That people contemplated making Washington a king is well-known.
That the u.$. system was actually similar to a constitutional monarchy
is less acknowledged. Wood unfortunately compares the united $tates to
Rome a couple times, which downplays economic differences. Such trains
of thought emphasizing government organization can lead to saying
countries are "democratic," "communist," "totalitarian," or imperial,
regardless of their mode of production or actual class dictatorship.
However, the notion of the united $tates as a monarchical bourgeois
republic existing even in the 20th and 21st centuries, or at least that
many of the founders would have viewed the current united $tates this
way, isn't out of the question.
Whether a monarchical bourgeois republic exists is perhaps less
clear than the high probability u.$. founders would have viewed the
current u.$. system as such if they were alive today. Wood criticizes
what-would-the-founders-think kind of thinking (apparently belonging in
the same category as "what would Jesus do" and "what would Reagan
do."), but the idea that there currently exists an egalitarian society
without a gap between leaders and the public is far from indisputable.
In terms of public opinion, Wood defines aristocracy broadly as an
approach to influencing the public via elite intermediaries. The
founders communicated with a "genteel public." In fact, "they were
aware of the term public opinion,
which had first arisen in the English-speaking world in the early
1700s, but they conceived of the public as a very limited sphere" (p.
248; emphasis in original). Wood paints a picture of politicians in the
united $tates today needing to pander to the demands and whims of a
much larger public. Reactionary amerikans can exercise power without
being intellectuals.
"The older hierarchical and homogeneous society of the eighteenth
century -- a patronage world of personal influence and vertical
connections, whose most meaningful horizontal cleavage was that between
gentlemen and common people -- weaker in American and never as finely
calibrated as in England, beset by forces released and accelerated by
the Revolution, now finally fell apart . . . " (p. 252).

Actions to take:
A - Using the passage on Wood and the founders, mark each statement yes or no. Support each mark with the deciding words from the passage, quoted verbatim. (i) Wood compares the United States to Rome. (ii) The founders conceived of the public as a broad sphere. (iii) The term public opinion first arose in the English-speaking world in the early 1800s.
B - How does Wood define aristocracy in terms of public opinion, according to the passage on Wood and the founders?
C - Carry on the passage on Wood and the founders from its last sentence.

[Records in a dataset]
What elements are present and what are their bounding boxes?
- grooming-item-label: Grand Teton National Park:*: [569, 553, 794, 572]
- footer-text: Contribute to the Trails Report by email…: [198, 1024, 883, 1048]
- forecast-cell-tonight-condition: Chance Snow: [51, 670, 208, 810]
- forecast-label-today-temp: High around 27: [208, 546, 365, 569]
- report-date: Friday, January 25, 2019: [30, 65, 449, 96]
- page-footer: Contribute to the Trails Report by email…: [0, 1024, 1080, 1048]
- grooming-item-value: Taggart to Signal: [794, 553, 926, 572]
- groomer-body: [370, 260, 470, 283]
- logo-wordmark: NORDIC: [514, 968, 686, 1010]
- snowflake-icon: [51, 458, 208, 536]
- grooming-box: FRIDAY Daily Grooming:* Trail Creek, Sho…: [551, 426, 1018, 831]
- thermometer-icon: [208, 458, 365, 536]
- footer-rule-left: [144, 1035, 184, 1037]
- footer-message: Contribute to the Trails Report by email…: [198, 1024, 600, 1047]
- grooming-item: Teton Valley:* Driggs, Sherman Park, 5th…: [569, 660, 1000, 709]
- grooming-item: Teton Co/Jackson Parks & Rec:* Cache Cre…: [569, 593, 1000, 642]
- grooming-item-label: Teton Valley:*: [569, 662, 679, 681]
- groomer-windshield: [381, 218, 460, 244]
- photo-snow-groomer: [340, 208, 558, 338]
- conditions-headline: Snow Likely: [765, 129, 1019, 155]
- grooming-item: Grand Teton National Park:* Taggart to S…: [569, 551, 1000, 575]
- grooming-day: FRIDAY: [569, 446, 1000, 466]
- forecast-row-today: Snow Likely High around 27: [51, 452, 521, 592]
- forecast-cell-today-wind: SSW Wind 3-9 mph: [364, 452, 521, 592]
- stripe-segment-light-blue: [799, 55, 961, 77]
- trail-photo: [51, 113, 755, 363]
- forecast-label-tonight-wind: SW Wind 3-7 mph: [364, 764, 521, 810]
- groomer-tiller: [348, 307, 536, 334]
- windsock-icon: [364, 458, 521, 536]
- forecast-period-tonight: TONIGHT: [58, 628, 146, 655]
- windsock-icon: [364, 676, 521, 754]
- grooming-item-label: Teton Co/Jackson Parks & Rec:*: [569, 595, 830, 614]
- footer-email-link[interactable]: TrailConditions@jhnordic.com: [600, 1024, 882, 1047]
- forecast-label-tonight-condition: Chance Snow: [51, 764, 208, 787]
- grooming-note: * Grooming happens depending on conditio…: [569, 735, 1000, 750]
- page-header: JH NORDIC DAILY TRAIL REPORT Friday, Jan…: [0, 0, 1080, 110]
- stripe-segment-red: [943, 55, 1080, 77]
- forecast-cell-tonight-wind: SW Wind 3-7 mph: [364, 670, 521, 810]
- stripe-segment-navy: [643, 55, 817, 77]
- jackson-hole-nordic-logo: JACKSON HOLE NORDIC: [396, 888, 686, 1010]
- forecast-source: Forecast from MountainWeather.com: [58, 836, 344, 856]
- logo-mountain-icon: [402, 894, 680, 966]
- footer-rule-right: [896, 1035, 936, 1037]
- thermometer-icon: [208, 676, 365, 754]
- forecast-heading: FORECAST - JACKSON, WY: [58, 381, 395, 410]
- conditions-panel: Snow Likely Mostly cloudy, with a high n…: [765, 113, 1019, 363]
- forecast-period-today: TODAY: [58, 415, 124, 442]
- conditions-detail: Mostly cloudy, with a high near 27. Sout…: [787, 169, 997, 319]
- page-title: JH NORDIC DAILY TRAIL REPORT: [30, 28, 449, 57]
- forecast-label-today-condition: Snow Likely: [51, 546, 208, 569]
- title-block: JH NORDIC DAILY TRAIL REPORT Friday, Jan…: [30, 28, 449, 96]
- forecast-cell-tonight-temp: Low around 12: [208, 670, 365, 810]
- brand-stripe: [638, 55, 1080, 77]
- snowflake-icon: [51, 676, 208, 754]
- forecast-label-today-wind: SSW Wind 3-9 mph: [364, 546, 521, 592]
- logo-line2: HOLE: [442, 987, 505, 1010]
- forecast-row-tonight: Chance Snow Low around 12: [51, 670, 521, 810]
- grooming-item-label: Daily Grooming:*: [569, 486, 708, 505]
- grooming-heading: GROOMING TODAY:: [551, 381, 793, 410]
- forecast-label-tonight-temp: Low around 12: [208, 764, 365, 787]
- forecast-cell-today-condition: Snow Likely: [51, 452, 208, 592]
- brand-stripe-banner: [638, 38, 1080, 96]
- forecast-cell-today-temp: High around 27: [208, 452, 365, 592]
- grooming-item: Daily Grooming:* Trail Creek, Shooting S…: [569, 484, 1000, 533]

Task results:
A -
(i) Yes: "Wood unfortunately compares the united $tates to Rome a couple times"
(ii) No: "but they conceived of the public as a very limited sphere"
(iii) No: "which had first arisen in the English-speaking world in the early 1700s"

B - Broadly, as an approach to influencing the public via elite intermediaries.

C -
Wood sees a more even distribution of power and interest in
politics today. To communists, this suggests two possibilities. Wood's
"aristocracy" of course has nothing to do with the Marxist concept of
the labor aristocracy, but maybe the political "aristocracy" is just
larger today and millions of amerikans are part of a global political
elite. The white mob on the Internet with their beloved blogs might
like to think that. However, the concentration of detailed interest in
politics, if not classical Liberalism, in a small minority today
suggests the continuing existence of an elite, just one more responsive
to the immediate sentiments of the white population because of
competition reasons. The oppressor nation population desires this elite
because this elite supports the functioning of a state the founders
would have called monarchical, whether it is actually a monarchy being
another issue. In the interests of the oppressed, it may be possible to
divide Liberal exploiters over the idea that the united $tates is a
monarchy, but that idea could reflect reality or not. Arguably, there
has never been full liberal democracy, even in its openly bourgeois
forms, as imagined by classical Liberalism.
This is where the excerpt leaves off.